(Extracted records)
'''
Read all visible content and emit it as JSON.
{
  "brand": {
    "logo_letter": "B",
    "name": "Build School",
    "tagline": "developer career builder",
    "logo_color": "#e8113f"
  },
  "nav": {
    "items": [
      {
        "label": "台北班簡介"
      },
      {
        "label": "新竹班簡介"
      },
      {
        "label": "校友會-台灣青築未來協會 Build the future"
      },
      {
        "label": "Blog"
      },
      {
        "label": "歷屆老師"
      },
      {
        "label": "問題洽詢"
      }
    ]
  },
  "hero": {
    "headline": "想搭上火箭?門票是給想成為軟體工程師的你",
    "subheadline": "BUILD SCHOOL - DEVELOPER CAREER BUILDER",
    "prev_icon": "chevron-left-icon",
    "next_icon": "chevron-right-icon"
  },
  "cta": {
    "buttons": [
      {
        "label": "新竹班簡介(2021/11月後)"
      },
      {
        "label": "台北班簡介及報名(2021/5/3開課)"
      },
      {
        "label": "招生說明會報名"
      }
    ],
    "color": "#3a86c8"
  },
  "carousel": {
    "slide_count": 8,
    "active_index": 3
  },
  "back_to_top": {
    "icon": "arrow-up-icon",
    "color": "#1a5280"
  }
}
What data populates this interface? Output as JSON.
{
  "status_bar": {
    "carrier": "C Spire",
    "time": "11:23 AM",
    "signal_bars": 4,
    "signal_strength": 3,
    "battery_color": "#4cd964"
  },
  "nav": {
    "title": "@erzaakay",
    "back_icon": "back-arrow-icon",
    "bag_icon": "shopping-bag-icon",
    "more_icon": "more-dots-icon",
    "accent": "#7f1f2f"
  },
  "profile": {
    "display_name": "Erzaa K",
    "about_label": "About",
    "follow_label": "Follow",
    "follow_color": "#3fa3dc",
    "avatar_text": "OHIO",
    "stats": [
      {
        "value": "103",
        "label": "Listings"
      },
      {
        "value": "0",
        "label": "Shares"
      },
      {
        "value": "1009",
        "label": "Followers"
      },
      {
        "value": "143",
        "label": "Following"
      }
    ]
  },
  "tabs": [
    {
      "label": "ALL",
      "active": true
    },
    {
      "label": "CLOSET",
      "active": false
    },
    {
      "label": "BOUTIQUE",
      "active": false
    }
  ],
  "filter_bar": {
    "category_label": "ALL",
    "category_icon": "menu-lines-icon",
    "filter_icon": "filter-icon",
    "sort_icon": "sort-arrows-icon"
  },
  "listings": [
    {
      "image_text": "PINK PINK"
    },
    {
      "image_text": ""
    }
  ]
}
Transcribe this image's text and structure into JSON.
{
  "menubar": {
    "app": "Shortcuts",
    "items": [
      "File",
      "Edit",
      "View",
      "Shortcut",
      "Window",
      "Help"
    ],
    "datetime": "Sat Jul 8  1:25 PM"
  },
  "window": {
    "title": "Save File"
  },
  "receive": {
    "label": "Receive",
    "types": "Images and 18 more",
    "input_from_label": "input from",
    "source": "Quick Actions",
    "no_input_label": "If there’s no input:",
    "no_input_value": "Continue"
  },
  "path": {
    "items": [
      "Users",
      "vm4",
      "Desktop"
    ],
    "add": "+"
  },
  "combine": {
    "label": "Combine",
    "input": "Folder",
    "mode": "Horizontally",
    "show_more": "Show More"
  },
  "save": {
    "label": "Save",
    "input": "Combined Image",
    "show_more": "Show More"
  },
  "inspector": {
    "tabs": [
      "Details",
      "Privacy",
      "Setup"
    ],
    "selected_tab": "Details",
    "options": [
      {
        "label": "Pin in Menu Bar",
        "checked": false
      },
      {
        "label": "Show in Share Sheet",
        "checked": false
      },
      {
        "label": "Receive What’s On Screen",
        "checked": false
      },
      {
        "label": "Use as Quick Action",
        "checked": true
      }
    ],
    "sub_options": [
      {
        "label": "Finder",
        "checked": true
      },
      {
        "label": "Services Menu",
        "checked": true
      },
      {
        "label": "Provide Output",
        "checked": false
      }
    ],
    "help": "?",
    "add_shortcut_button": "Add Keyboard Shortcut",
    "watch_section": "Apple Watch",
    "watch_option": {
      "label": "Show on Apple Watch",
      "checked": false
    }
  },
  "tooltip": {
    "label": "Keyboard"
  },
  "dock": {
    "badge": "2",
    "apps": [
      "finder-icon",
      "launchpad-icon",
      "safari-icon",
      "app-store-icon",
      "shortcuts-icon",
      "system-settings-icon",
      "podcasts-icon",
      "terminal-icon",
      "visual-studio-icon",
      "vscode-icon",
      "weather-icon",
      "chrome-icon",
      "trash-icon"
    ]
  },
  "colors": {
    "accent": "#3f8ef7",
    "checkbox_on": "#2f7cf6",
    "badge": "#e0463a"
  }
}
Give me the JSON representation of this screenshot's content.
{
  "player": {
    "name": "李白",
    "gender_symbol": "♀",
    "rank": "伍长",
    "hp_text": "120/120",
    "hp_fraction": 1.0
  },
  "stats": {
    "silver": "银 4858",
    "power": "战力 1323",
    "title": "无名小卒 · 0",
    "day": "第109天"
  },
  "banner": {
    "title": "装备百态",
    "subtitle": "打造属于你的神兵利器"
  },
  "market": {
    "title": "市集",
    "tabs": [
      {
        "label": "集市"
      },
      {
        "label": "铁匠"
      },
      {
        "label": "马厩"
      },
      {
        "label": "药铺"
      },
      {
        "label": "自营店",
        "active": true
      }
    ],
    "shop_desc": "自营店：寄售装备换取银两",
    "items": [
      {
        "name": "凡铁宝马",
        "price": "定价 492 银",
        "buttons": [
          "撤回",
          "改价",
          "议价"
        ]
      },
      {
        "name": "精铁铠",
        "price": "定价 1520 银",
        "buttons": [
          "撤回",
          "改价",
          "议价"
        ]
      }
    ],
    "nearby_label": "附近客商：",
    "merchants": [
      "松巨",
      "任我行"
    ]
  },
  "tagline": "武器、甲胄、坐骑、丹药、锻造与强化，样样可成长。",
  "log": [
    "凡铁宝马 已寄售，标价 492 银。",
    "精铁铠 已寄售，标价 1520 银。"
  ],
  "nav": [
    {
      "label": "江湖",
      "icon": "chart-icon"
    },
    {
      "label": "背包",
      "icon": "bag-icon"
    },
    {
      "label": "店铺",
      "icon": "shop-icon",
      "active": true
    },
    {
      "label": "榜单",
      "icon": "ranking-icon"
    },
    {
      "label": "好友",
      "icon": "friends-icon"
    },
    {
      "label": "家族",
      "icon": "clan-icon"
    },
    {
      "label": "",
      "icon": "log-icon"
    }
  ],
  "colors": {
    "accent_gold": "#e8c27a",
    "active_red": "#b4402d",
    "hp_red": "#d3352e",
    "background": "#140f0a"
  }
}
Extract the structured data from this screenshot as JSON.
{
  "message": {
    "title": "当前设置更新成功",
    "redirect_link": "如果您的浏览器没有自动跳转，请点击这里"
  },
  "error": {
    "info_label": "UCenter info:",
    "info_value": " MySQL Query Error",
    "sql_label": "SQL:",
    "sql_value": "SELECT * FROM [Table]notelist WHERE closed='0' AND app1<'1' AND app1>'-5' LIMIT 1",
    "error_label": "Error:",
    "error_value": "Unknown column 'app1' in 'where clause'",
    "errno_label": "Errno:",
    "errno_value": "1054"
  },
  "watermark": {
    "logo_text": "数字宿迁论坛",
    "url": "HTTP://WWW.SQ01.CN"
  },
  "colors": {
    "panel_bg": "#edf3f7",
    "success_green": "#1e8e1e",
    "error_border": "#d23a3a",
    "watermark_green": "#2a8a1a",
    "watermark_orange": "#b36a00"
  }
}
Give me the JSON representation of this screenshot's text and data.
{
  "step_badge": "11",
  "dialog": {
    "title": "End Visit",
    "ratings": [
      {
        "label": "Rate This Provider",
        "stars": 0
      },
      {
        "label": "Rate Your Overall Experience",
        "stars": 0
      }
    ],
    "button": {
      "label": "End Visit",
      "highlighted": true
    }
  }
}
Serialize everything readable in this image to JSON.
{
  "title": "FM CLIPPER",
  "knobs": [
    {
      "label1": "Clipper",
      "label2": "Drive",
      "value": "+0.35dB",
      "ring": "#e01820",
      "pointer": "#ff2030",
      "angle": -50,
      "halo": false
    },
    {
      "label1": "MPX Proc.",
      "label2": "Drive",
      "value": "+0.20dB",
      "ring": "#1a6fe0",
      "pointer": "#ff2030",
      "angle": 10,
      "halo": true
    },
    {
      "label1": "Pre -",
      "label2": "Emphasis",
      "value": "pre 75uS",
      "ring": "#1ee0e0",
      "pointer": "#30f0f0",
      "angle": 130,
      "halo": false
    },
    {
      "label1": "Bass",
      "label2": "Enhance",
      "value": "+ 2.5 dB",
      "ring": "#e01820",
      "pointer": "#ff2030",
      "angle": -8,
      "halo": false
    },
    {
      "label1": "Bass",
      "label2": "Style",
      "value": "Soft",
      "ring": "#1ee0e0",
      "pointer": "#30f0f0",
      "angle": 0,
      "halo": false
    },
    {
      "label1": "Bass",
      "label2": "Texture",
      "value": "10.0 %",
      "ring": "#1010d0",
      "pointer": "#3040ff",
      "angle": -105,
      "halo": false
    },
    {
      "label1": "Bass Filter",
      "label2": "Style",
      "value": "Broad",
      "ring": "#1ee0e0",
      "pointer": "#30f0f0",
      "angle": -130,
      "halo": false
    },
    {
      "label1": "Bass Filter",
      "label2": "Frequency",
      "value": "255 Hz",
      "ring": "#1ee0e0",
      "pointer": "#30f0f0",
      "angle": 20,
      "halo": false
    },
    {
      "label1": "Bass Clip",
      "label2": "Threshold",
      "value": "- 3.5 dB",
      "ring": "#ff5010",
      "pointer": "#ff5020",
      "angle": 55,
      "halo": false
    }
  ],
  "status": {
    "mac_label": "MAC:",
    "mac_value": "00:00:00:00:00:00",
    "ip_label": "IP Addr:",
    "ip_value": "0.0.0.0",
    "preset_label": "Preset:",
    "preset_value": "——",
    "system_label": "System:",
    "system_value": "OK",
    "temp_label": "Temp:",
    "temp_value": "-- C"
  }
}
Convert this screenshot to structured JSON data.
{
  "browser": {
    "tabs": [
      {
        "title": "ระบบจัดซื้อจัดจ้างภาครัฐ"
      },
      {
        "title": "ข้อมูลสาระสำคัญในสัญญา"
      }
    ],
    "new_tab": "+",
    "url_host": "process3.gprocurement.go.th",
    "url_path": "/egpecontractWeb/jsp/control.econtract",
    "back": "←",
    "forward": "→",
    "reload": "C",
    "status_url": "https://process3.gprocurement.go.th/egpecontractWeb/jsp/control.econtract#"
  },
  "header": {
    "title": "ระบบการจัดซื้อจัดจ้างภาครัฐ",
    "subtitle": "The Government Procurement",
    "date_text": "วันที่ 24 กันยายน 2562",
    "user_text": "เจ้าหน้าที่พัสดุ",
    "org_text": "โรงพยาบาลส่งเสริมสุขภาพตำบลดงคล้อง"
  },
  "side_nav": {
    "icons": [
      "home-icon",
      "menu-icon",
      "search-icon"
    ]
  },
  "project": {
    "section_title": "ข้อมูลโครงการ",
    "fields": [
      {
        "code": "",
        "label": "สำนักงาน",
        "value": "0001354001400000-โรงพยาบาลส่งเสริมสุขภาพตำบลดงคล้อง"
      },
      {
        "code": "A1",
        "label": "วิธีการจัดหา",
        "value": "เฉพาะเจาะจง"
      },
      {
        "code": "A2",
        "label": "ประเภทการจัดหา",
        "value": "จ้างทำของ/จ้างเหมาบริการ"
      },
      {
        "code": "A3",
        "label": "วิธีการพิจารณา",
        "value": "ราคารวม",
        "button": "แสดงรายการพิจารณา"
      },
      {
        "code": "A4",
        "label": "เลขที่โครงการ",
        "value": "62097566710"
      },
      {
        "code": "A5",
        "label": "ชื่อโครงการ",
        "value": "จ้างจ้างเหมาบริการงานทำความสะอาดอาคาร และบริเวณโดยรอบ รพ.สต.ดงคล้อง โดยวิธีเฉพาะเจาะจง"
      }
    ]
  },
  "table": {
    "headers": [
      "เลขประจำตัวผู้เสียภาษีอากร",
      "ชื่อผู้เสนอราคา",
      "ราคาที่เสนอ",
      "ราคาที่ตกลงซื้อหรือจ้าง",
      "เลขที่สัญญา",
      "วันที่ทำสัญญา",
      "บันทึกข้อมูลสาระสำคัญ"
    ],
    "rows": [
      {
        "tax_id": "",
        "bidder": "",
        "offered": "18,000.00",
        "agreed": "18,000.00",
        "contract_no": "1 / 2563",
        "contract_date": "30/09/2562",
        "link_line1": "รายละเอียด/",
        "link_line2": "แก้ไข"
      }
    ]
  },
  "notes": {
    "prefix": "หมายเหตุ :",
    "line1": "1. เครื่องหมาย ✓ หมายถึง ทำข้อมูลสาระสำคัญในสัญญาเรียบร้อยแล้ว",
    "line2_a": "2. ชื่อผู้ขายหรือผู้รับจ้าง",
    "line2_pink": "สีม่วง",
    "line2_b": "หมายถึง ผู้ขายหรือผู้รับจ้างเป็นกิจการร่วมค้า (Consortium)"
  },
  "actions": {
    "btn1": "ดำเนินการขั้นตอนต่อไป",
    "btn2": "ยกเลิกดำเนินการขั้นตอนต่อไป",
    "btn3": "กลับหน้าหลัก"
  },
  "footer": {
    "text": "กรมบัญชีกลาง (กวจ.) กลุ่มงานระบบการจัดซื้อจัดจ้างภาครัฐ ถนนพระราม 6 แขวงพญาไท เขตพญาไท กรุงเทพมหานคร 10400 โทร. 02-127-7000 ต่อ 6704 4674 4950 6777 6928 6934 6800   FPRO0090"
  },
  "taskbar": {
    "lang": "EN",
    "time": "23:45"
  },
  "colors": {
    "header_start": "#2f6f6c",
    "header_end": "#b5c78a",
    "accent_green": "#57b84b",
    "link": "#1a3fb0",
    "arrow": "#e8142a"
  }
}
'''
• [Problem to solve]:
From the records above, pick out and copy each line holding the word "gprocurement".

• [Task answer]:
    "url_host": "process3.gprocurement.go.th",
    "status_url": "https://process3.gprocurement.go.th/egpecontractWeb/jsp/control.econtract#"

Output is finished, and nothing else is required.